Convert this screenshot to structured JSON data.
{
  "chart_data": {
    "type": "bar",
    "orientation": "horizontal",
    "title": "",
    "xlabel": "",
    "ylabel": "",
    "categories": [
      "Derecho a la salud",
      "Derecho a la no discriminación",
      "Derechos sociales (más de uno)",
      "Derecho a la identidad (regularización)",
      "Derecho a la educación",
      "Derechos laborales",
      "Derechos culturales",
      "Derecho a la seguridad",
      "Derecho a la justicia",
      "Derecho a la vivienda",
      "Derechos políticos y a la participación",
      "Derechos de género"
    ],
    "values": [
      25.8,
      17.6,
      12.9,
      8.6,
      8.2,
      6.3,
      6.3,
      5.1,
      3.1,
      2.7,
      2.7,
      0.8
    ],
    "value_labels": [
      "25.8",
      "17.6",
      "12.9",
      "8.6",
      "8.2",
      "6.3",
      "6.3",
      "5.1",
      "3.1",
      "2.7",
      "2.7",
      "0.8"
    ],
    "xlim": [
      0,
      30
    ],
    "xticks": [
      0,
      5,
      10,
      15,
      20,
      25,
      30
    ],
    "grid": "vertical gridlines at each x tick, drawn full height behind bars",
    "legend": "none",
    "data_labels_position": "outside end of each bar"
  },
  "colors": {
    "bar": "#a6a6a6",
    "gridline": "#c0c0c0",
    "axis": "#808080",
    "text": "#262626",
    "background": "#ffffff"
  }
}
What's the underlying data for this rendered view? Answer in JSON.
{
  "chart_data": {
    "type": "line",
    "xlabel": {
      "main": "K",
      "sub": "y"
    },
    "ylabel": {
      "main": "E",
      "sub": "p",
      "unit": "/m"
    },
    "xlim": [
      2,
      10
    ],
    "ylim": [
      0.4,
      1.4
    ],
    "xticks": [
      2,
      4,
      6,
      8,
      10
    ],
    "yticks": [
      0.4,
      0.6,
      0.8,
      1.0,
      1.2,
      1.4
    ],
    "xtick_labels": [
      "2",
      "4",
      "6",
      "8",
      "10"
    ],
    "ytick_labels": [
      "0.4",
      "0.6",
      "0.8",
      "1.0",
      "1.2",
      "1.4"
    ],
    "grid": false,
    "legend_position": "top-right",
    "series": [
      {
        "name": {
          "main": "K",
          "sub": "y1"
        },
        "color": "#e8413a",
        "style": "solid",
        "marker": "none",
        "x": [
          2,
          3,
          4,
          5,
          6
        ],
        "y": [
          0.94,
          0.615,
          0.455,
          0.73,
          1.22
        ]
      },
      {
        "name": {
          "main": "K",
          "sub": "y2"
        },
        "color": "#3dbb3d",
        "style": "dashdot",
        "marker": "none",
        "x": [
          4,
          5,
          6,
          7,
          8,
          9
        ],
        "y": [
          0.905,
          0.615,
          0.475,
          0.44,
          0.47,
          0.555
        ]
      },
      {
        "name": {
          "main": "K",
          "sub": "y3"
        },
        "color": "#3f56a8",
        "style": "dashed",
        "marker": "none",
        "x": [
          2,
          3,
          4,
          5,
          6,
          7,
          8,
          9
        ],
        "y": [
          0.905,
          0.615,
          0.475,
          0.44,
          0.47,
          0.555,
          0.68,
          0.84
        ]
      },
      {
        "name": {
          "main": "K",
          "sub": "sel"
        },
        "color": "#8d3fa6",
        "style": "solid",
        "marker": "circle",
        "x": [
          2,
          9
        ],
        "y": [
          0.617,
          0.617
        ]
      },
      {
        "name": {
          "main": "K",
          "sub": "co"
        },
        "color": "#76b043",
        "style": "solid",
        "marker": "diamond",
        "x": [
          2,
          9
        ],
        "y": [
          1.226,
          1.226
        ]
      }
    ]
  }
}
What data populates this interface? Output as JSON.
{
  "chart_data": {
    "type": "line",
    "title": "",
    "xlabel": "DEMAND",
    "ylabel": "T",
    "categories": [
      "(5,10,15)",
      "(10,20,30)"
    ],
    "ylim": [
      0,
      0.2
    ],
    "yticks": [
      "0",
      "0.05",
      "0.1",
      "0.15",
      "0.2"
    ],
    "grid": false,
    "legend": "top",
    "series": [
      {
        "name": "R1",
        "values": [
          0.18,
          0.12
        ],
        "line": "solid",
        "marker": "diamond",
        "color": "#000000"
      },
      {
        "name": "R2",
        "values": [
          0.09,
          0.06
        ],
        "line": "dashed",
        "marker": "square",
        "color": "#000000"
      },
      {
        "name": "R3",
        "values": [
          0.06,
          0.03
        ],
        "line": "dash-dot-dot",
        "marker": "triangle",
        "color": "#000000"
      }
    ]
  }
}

■ **Your instructions**
Your task is to output all of the data above word for word.

■ **Task answer**
Convert this screenshot to structured JSON data.
{
  "chart_data": {
    "type": "bar",
    "orientation": "horizontal",
    "title": "",
    "xlabel": "",
    "ylabel": "",
    "categories": [
      "Derecho a la salud",
      "Derecho a la no discriminación",
      "Derechos sociales (más de uno)",
      "Derecho a la identidad (regularización)",
      "Derecho a la educación",
      "Derechos laborales",
      "Derechos culturales",
      "Derecho a la seguridad",
      "Derecho a la justicia",
      "Derecho a la vivienda",
      "Derechos políticos y a la participación",
      "Derechos de género"
    ],
    "values": [
      25.8,
      17.6,
      12.9,
      8.6,
      8.2,
      6.3,
      6.3,
      5.1,
      3.1,
      2.7,
      2.7,
      0.8
    ],
    "value_labels": [
      "25.8",
      "17.6",
      "12.9",
      "8.6",
      "8.2",
      "6.3",
      "6.3",
      "5.1",
      "3.1",
      "2.7",
      "2.7",
      "0.8"
    ],
    "xlim": [
      0,
      30
    ],
    "xticks": [
      0,
      5,
      10,
      15,
      20,
      25,
      30
    ],
    "grid": "vertical gridlines at each x tick, drawn full height behind bars",
    "legend": "none",
    "data_labels_position": "outside end of each bar"
  },
  "colors": {
    "bar": "#a6a6a6",
    "gridline": "#c0c0c0",
    "axis": "#808080",
    "text": "#262626",
    "background": "#ffffff"
  }
}
What's the underlying data for this rendered view? Answer in JSON.
{
  "chart_data": {
    "type": "line",
    "xlabel": {
      "main": "K",
      "sub": "y"
    },
    "ylabel": {
      "main": "E",
      "sub": "p",
      "unit": "/m"
    },
    "xlim": [
      2,
      10
    ],
    "ylim": [
      0.4,
      1.4
    ],
    "xticks": [
      2,
      4,
      6,
      8,
      10
    ],
    "yticks": [
      0.4,
      0.6,
      0.8,
      1.0,
      1.2,
      1.4
    ],
    "xtick_labels": [
      "2",
      "4",
      "6",
      "8",
      "10"
    ],
    "ytick_labels": [
      "0.4",
      "0.6",
      "0.8",
      "1.0",
      "1.2",
      "1.4"
    ],
    "grid": false,
    "legend_position": "top-right",
    "series": [
      {
        "name": {
          "main": "K",
          "sub": "y1"
        },
        "color": "#e8413a",
        "style": "solid",
        "marker": "none",
        "x": [
          2,
          3,
          4,
          5,
          6
        ],
        "y": [
          0.94,
          0.615,
          0.455,
          0.73,
          1.22
        ]
      },
      {
        "name": {
          "main": "K",
          "sub": "y2"
        },
        "color": "#3dbb3d",
        "style": "dashdot",
        "marker": "none",
        "x": [
          4,
          5,
          6,
          7,
          8,
          9
        ],
        "y": [
          0.905,
          0.615,
          0.475,
          0.44,
          0.47,
          0.555
        ]
      },
      {
        "name": {
          "main": "K",
          "sub": "y3"
        },
        "color": "#3f56a8",
        "style": "dashed",
        "marker": "none",
        "x": [
          2,
          3,
          4,
          5,
          6,
          7,
          8,
          9
        ],
        "y": [
          0.905,
          0.615,
          0.475,
          0.44,
          0.47,
          0.555,
          0.68,
          0.84
        ]
      },
      {
        "name": {
          "main": "K",
          "sub": "sel"
        },
        "color": "#8d3fa6",
        "style": "solid",
        "marker": "circle",
        "x": [
          2,
          9
        ],
        "y": [
          0.617,
          0.617
        ]
      },
      {
        "name": {
          "main": "K",
          "sub": "co"
        },
        "color": "#76b043",
        "style": "solid",
        "marker": "diamond",
        "x": [
          2,
          9
        ],
        "y": [
          1.226,
          1.226
        ]
      }
    ]
  }
}
What data populates this interface? Output as JSON.
{
  "chart_data": {
    "type": "line",
    "title": "",
    "xlabel": "DEMAND",
    "ylabel": "T",
    "categories": [
      "(5,10,15)",
      "(10,20,30)"
    ],
    "ylim": [
      0,
      0.2
    ],
    "yticks": [
      "0",
      "0.05",
      "0.1",
      "0.15",
      "0.2"
    ],
    "grid": false,
    "legend": "top",
    "series": [
      {
        "name": "R1",
        "values": [
          0.18,
          0.12
        ],
        "line": "solid",
        "marker": "diamond",
        "color": "#000000"
      },
      {
        "name": "R2",
        "values": [
          0.09,
          0.06
        ],
        "line": "dashed",
        "marker": "square",
        "color": "#000000"
      },
      {
        "name": "R3",
        "values": [
          0.06,
          0.03
        ],
        "line": "dash-dot-dot",
        "marker": "triangle",
        "color": "#000000"
      }
    ]
  }
}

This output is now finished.